═════ DATA LISTING ═════

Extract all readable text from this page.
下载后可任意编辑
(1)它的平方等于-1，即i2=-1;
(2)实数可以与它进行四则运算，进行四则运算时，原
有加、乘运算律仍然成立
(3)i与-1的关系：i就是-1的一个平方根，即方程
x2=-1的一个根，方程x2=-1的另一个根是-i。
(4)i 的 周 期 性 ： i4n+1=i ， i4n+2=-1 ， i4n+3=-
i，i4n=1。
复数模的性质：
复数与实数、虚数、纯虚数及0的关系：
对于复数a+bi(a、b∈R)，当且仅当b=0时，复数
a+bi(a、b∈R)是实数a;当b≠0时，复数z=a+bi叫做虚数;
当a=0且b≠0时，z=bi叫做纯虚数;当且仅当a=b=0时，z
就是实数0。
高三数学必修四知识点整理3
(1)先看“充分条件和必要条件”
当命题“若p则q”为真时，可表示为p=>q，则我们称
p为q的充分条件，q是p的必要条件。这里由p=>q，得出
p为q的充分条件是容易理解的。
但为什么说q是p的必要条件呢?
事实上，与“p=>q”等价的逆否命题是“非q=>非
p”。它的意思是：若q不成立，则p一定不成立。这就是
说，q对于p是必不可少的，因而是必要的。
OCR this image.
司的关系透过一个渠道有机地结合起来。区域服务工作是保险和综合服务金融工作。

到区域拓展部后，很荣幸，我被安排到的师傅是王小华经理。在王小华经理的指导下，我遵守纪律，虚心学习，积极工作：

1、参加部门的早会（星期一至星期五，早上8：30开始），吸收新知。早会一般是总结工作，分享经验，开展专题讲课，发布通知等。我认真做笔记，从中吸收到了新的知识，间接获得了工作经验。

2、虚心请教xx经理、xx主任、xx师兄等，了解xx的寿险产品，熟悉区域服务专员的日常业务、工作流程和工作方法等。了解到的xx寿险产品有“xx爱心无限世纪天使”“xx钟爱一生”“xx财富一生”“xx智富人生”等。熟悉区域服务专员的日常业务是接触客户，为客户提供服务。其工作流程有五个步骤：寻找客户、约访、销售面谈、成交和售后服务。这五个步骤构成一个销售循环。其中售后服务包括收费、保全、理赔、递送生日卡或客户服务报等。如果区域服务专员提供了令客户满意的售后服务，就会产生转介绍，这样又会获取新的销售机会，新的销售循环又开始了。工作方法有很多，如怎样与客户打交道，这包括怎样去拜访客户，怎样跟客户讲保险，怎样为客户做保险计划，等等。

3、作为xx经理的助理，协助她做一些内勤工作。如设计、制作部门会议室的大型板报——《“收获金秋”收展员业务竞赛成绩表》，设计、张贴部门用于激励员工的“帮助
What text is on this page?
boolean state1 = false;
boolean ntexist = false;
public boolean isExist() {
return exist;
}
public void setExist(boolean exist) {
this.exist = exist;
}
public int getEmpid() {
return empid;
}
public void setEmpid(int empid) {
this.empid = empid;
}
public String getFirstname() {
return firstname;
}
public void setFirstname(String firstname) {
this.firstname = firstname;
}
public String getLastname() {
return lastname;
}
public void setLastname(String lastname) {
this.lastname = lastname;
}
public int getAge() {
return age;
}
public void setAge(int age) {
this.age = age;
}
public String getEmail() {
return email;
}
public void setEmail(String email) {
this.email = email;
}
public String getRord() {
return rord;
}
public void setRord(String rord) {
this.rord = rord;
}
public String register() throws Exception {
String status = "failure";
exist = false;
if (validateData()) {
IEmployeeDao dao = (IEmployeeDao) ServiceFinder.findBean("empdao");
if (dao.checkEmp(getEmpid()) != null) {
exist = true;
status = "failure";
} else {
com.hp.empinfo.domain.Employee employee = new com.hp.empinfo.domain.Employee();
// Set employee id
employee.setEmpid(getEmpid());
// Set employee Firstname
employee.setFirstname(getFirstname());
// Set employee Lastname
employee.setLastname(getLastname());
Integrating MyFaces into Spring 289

═════

> [WRITTEN TASK] Say, as a single number and nothing more, how many lines of the entries contain the word "void".

> [SOLUTION] 7